**EXERCISE PROMPT**
List each line of the data that holds the string "stiffness", please.

↓

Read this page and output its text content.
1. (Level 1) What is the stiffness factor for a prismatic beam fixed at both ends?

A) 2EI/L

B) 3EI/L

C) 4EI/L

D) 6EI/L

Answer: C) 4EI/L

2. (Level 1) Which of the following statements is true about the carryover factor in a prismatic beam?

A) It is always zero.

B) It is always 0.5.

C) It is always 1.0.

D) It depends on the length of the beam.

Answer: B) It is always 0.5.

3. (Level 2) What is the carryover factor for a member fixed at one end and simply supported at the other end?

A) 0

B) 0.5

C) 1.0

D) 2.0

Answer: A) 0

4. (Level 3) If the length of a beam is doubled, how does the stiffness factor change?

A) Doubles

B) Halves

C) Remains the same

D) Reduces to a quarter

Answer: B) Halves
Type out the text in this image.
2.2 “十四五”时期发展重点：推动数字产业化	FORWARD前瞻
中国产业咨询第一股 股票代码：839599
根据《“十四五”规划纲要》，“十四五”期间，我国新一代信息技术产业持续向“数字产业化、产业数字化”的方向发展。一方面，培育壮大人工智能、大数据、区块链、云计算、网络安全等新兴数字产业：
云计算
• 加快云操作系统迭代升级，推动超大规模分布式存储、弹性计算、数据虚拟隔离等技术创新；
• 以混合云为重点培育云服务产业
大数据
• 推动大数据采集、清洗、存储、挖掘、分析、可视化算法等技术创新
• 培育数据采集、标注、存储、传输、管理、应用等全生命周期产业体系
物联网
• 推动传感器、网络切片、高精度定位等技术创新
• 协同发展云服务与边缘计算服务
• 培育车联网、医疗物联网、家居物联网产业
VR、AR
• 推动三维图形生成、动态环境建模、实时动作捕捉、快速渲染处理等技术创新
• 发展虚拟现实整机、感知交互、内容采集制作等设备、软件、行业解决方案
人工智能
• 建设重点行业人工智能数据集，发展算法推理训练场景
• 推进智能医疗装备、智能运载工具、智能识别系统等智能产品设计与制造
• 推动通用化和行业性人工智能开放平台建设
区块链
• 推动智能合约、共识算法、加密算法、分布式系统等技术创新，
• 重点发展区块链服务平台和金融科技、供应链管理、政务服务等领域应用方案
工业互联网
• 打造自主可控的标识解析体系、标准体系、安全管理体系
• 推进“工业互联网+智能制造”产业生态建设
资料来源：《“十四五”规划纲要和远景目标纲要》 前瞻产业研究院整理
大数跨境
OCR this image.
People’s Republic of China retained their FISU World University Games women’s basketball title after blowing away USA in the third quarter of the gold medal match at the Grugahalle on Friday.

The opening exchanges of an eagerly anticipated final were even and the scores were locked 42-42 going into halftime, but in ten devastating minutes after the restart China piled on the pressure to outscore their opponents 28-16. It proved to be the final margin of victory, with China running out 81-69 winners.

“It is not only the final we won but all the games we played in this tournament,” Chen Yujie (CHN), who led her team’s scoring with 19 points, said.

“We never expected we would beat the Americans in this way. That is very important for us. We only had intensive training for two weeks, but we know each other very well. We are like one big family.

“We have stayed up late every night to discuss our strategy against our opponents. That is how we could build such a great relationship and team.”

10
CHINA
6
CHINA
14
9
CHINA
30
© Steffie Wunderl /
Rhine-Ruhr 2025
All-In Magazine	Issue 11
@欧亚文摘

↑

**OUTPUT FOR THIS TASK**
1. (Level 1) What is the stiffness factor for a prismatic beam fixed at both ends?
4. (Level 3) If the length of a beam is doubled, how does the stiffness factor change?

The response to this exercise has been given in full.